#### [What is being asked]
Each line that follows should be printed again exactly as it stands.

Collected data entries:
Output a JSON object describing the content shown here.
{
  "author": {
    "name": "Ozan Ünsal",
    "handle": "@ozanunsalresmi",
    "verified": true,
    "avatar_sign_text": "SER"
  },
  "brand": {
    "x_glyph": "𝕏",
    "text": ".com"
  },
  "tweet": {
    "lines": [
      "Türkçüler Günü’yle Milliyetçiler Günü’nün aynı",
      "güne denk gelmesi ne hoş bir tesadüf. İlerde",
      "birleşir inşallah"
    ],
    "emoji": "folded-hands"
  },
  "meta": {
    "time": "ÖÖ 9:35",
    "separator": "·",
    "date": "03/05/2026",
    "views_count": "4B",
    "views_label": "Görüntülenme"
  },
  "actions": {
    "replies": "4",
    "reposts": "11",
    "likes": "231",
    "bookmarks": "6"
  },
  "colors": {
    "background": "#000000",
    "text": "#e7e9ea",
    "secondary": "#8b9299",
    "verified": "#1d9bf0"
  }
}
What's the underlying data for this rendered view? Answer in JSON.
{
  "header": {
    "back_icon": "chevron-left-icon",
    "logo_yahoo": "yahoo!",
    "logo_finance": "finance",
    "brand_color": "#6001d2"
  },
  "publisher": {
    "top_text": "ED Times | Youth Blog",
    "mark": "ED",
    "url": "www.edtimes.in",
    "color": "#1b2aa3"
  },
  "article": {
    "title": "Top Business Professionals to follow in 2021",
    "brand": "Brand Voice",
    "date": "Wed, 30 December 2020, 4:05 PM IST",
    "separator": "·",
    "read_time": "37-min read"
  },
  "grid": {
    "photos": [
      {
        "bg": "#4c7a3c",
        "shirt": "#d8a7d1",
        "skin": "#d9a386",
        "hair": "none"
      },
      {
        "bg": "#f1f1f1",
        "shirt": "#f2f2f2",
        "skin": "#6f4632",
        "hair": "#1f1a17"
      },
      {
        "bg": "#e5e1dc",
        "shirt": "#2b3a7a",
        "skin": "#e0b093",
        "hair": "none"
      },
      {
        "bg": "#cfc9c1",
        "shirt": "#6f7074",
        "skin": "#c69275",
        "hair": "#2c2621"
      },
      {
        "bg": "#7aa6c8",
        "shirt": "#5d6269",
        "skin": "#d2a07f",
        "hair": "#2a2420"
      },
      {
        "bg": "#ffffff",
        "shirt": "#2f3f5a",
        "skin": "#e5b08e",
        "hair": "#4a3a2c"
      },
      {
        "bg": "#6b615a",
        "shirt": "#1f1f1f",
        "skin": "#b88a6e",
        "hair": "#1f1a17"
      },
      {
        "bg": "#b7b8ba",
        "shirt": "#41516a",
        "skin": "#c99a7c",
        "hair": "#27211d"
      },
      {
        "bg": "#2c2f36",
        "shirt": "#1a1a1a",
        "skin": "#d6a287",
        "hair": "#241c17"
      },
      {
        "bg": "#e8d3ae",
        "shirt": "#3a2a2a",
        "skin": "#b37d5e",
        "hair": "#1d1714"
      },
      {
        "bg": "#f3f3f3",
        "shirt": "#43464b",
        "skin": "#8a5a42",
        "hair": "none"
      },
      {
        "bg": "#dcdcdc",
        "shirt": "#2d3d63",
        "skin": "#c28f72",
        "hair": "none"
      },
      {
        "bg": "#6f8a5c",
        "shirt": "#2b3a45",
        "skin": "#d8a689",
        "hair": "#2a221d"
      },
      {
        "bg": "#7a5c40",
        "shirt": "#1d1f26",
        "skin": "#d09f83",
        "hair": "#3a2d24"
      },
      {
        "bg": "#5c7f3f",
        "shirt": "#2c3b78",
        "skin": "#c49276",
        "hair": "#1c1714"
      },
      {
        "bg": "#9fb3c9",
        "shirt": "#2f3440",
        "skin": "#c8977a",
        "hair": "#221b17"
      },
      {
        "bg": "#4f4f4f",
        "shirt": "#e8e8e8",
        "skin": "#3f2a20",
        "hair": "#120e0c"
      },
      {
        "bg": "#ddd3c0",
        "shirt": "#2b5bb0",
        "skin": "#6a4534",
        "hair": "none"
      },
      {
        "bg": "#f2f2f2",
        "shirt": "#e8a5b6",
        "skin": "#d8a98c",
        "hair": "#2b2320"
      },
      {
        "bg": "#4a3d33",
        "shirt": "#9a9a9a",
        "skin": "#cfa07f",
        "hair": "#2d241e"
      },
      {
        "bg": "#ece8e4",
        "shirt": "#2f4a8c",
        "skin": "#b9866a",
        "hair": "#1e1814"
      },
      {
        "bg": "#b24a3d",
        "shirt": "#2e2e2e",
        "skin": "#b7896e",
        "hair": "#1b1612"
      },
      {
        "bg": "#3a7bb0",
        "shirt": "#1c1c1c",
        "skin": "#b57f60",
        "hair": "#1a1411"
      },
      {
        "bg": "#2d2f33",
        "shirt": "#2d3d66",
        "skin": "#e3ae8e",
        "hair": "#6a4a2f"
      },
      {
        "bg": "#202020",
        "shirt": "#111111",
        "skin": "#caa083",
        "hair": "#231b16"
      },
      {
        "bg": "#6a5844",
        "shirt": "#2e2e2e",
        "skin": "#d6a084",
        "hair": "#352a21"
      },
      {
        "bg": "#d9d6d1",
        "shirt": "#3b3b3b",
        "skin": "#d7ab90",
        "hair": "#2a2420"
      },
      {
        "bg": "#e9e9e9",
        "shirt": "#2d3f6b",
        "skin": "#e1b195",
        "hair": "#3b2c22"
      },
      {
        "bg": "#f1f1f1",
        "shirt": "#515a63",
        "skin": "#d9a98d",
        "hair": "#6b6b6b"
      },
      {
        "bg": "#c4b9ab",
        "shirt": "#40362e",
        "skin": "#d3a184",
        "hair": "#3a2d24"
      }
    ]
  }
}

#### [Finished exercise]
Output a JSON object describing the content shown here.
{
  "author": {
    "name": "Ozan Ünsal",
    "handle": "@ozanunsalresmi",
    "verified": true,
    "avatar_sign_text": "SER"
  },
  "brand": {
    "x_glyph": "𝕏",
    "text": ".com"
  },
  "tweet": {
    "lines": [
      "Türkçüler Günü’yle Milliyetçiler Günü’nün aynı",
      "güne denk gelmesi ne hoş bir tesadüf. İlerde",
      "birleşir inşallah"
    ],
    "emoji": "folded-hands"
  },
  "meta": {
    "time": "ÖÖ 9:35",
    "separator": "·",
    "date": "03/05/2026",
    "views_count": "4B",
    "views_label": "Görüntülenme"
  },
  "actions": {
    "replies": "4",
    "reposts": "11",
    "likes": "231",
    "bookmarks": "6"
  },
  "colors": {
    "background": "#000000",
    "text": "#e7e9ea",
    "secondary": "#8b9299",
    "verified": "#1d9bf0"
  }
}
What's the underlying data for this rendered view? Answer in JSON.
{
  "header": {
    "back_icon": "chevron-left-icon",
    "logo_yahoo": "yahoo!",
    "logo_finance": "finance",
    "brand_color": "#6001d2"
  },
  "publisher": {
    "top_text": "ED Times | Youth Blog",
    "mark": "ED",
    "url": "www.edtimes.in",
    "color": "#1b2aa3"
  },
  "article": {
    "title": "Top Business Professionals to follow in 2021",
    "brand": "Brand Voice",
    "date": "Wed, 30 December 2020, 4:05 PM IST",
    "separator": "·",
    "read_time": "37-min read"
  },
  "grid": {
    "photos": [
      {
        "bg": "#4c7a3c",
        "shirt": "#d8a7d1",
        "skin": "#d9a386",
        "hair": "none"
      },
      {
        "bg": "#f1f1f1",
        "shirt": "#f2f2f2",
        "skin": "#6f4632",
        "hair": "#1f1a17"
      },
      {
        "bg": "#e5e1dc",
        "shirt": "#2b3a7a",
        "skin": "#e0b093",
        "hair": "none"
      },
      {
        "bg": "#cfc9c1",
        "shirt": "#6f7074",
        "skin": "#c69275",
        "hair": "#2c2621"
      },
      {
        "bg": "#7aa6c8",
        "shirt": "#5d6269",
        "skin": "#d2a07f",
        "hair": "#2a2420"
      },
      {
        "bg": "#ffffff",
        "shirt": "#2f3f5a",
        "skin": "#e5b08e",
        "hair": "#4a3a2c"
      },
      {
        "bg": "#6b615a",
        "shirt": "#1f1f1f",
        "skin": "#b88a6e",
        "hair": "#1f1a17"
      },
      {
        "bg": "#b7b8ba",
        "shirt": "#41516a",
        "skin": "#c99a7c",
        "hair": "#27211d"
      },
      {
        "bg": "#2c2f36",
        "shirt": "#1a1a1a",
        "skin": "#d6a287",
        "hair": "#241c17"
      },
      {
        "bg": "#e8d3ae",
        "shirt": "#3a2a2a",
        "skin": "#b37d5e",
        "hair": "#1d1714"
      },
      {
        "bg": "#f3f3f3",
        "shirt": "#43464b",
        "skin": "#8a5a42",
        "hair": "none"
      },
      {
        "bg": "#dcdcdc",
        "shirt": "#2d3d63",
        "skin": "#c28f72",
        "hair": "none"
      },
      {
        "bg": "#6f8a5c",
        "shirt": "#2b3a45",
        "skin": "#d8a689",
        "hair": "#2a221d"
      },
      {
        "bg": "#7a5c40",
        "shirt": "#1d1f26",
        "skin": "#d09f83",
        "hair": "#3a2d24"
      },
      {
        "bg": "#5c7f3f",
        "shirt": "#2c3b78",
        "skin": "#c49276",
        "hair": "#1c1714"
      },
      {
        "bg": "#9fb3c9",
        "shirt": "#2f3440",
        "skin": "#c8977a",
        "hair": "#221b17"
      },
      {
        "bg": "#4f4f4f",
        "shirt": "#e8e8e8",
        "skin": "#3f2a20",
        "hair": "#120e0c"
      },
      {
        "bg": "#ddd3c0",
        "shirt": "#2b5bb0",
        "skin": "#6a4534",
        "hair": "none"
      },
      {
        "bg": "#f2f2f2",
        "shirt": "#e8a5b6",
        "skin": "#d8a98c",
        "hair": "#2b2320"
      },
      {
        "bg": "#4a3d33",
        "shirt": "#9a9a9a",
        "skin": "#cfa07f",
        "hair": "#2d241e"
      },
      {
        "bg": "#ece8e4",
        "shirt": "#2f4a8c",
        "skin": "#b9866a",
        "hair": "#1e1814"
      },
      {
        "bg": "#b24a3d",
        "shirt": "#2e2e2e",
        "skin": "#b7896e",
        "hair": "#1b1612"
      },
      {
        "bg": "#3a7bb0",
        "shirt": "#1c1c1c",
        "skin": "#b57f60",
        "hair": "#1a1411"
      },
      {
        "bg": "#2d2f33",
        "shirt": "#2d3d66",
        "skin": "#e3ae8e",
        "hair": "#6a4a2f"
      },
      {
        "bg": "#202020",
        "shirt": "#111111",
        "skin": "#caa083",
        "hair": "#231b16"
      },
      {
        "bg": "#6a5844",
        "shirt": "#2e2e2e",
        "skin": "#d6a084",
        "hair": "#352a21"
      },
      {
        "bg": "#d9d6d1",
        "shirt": "#3b3b3b",
        "skin": "#d7ab90",
        "hair": "#2a2420"
      },
      {
        "bg": "#e9e9e9",
        "shirt": "#2d3f6b",
        "skin": "#e1b195",
        "hair": "#3b2c22"
      },
      {
        "bg": "#f1f1f1",
        "shirt": "#515a63",
        "skin": "#d9a98d",
        "hair": "#6b6b6b"
      },
      {
        "bg": "#c4b9ab",
        "shirt": "#40362e",
        "skin": "#d3a184",
        "hair": "#3a2d24"
      }
    ]
  }
}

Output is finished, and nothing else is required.